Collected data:

========

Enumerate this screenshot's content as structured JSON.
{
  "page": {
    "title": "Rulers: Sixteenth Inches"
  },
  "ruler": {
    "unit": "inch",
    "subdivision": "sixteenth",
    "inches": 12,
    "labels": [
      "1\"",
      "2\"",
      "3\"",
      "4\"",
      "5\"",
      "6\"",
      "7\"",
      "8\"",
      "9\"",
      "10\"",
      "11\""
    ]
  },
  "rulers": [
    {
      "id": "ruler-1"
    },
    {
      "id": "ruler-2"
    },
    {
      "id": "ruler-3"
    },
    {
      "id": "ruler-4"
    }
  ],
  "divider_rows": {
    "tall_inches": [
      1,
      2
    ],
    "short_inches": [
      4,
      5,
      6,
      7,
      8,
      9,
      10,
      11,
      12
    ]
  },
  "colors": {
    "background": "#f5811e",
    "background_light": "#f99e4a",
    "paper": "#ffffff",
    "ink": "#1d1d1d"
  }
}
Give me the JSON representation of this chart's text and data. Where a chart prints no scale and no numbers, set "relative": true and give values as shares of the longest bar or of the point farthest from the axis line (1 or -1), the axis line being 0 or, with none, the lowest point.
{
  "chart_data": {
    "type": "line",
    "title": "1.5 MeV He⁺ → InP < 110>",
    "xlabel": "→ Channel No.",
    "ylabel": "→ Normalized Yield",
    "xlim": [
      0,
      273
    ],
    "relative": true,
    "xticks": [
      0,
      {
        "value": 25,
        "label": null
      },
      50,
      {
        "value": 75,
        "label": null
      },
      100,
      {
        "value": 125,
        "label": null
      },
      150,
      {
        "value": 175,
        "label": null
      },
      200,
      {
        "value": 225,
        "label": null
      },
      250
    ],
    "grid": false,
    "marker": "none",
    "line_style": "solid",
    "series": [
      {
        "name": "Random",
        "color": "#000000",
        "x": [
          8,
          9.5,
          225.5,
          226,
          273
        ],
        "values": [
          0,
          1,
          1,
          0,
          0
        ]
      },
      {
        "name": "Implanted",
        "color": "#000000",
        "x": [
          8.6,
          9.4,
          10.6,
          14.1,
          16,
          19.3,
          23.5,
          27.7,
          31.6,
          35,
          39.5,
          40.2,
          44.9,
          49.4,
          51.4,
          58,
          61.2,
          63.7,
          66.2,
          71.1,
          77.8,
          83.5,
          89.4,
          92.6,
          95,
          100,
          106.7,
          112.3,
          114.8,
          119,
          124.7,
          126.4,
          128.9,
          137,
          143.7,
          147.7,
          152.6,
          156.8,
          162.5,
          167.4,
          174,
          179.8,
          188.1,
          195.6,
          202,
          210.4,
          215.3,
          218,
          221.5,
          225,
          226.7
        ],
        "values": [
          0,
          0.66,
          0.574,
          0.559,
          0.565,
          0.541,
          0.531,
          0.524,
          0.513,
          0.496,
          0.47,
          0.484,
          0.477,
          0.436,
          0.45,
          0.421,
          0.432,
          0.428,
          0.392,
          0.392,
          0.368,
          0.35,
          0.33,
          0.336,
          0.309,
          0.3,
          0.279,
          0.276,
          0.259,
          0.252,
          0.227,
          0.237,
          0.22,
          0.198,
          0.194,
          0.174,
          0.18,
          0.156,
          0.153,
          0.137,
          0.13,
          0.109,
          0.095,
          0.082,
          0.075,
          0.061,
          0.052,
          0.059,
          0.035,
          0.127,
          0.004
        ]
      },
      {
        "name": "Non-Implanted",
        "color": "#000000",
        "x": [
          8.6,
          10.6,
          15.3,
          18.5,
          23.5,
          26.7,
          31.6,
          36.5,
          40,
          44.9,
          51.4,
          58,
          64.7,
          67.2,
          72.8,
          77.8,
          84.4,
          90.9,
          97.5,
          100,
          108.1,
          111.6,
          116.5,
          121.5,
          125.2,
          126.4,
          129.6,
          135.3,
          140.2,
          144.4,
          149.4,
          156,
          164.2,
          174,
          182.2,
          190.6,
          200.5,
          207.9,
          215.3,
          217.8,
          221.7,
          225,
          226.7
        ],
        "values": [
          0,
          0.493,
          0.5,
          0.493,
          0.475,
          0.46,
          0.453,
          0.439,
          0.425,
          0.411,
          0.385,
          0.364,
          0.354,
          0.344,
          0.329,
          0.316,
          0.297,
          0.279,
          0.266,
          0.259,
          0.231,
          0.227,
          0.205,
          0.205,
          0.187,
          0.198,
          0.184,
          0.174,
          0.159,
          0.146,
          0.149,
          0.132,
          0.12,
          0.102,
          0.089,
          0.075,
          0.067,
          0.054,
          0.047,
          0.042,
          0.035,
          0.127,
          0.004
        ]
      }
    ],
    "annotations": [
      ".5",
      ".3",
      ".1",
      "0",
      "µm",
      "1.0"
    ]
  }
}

========

§ **PROBLEM TO WORK ON**
Each entry above needs to be retyped exactly.

§ **EXPECTED ANSWER**
Enumerate this screenshot's content as structured JSON.
{
  "page": {
    "title": "Rulers: Sixteenth Inches"
  },
  "ruler": {
    "unit": "inch",
    "subdivision": "sixteenth",
    "inches": 12,
    "labels": [
      "1\"",
      "2\"",
      "3\"",
      "4\"",
      "5\"",
      "6\"",
      "7\"",
      "8\"",
      "9\"",
      "10\"",
      "11\""
    ]
  },
  "rulers": [
    {
      "id": "ruler-1"
    },
    {
      "id": "ruler-2"
    },
    {
      "id": "ruler-3"
    },
    {
      "id": "ruler-4"
    }
  ],
  "divider_rows": {
    "tall_inches": [
      1,
      2
    ],
    "short_inches": [
      4,
      5,
      6,
      7,
      8,
      9,
      10,
      11,
      12
    ]
  },
  "colors": {
    "background": "#f5811e",
    "background_light": "#f99e4a",
    "paper": "#ffffff",
    "ink": "#1d1d1d"
  }
}
Give me the JSON representation of this chart's text and data. Where a chart prints no scale and no numbers, set "relative": true and give values as shares of the longest bar or of the point farthest from the axis line (1 or -1), the axis line being 0 or, with none, the lowest point.
{
  "chart_data": {
    "type": "line",
    "title": "1.5 MeV He⁺ → InP < 110>",
    "xlabel": "→ Channel No.",
    "ylabel": "→ Normalized Yield",
    "xlim": [
      0,
      273
    ],
    "relative": true,
    "xticks": [
      0,
      {
        "value": 25,
        "label": null
      },
      50,
      {
        "value": 75,
        "label": null
      },
      100,
      {
        "value": 125,
        "label": null
      },
      150,
      {
        "value": 175,
        "label": null
      },
      200,
      {
        "value": 225,
        "label": null
      },
      250
    ],
    "grid": false,
    "marker": "none",
    "line_style": "solid",
    "series": [
      {
        "name": "Random",
        "color": "#000000",
        "x": [
          8,
          9.5,
          225.5,
          226,
          273
        ],
        "values": [
          0,
          1,
          1,
          0,
          0
        ]
      },
      {
        "name": "Implanted",
        "color": "#000000",
        "x": [
          8.6,
          9.4,
          10.6,
          14.1,
          16,
          19.3,
          23.5,
          27.7,
          31.6,
          35,
          39.5,
          40.2,
          44.9,
          49.4,
          51.4,
          58,
          61.2,
          63.7,
          66.2,
          71.1,
          77.8,
          83.5,
          89.4,
          92.6,
          95,
          100,
          106.7,
          112.3,
          114.8,
          119,
          124.7,
          126.4,
          128.9,
          137,
          143.7,
          147.7,
          152.6,
          156.8,
          162.5,
          167.4,
          174,
          179.8,
          188.1,
          195.6,
          202,
          210.4,
          215.3,
          218,
          221.5,
          225,
          226.7
        ],
        "values": [
          0,
          0.66,
          0.574,
          0.559,
          0.565,
          0.541,
          0.531,
          0.524,
          0.513,
          0.496,
          0.47,
          0.484,
          0.477,
          0.436,
          0.45,
          0.421,
          0.432,
          0.428,
          0.392,
          0.392,
          0.368,
          0.35,
          0.33,
          0.336,
          0.309,
          0.3,
          0.279,
          0.276,
          0.259,
          0.252,
          0.227,
          0.237,
          0.22,
          0.198,
          0.194,
          0.174,
          0.18,
          0.156,
          0.153,
          0.137,
          0.13,
          0.109,
          0.095,
          0.082,
          0.075,
          0.061,
          0.052,
          0.059,
          0.035,
          0.127,
          0.004
        ]
      },
      {
        "name": "Non-Implanted",
        "color": "#000000",
        "x": [
          8.6,
          10.6,
          15.3,
          18.5,
          23.5,
          26.7,
          31.6,
          36.5,
          40,
          44.9,
          51.4,
          58,
          64.7,
          67.2,
          72.8,
          77.8,
          84.4,
          90.9,
          97.5,
          100,
          108.1,
          111.6,
          116.5,
          121.5,
          125.2,
          126.4,
          129.6,
          135.3,
          140.2,
          144.4,
          149.4,
          156,
          164.2,
          174,
          182.2,
          190.6,
          200.5,
          207.9,
          215.3,
          217.8,
          221.7,
          225,
          226.7
        ],
        "values": [
          0,
          0.493,
          0.5,
          0.493,
          0.475,
          0.46,
          0.453,
          0.439,
          0.425,
          0.411,
          0.385,
          0.364,
          0.354,
          0.344,
          0.329,
          0.316,
          0.297,
          0.279,
          0.266,
          0.259,
          0.231,
          0.227,
          0.205,
          0.205,
          0.187,
          0.198,
          0.184,
          0.174,
          0.159,
          0.146,
          0.149,
          0.132,
          0.12,
          0.102,
          0.089,
          0.075,
          0.067,
          0.054,
          0.047,
          0.042,
          0.035,
          0.127,
          0.004
        ]
      }
    ],
    "annotations": [
      ".5",
      ".3",
      ".1",
      "0",
      "µm",
      "1.0"
    ]
  }
}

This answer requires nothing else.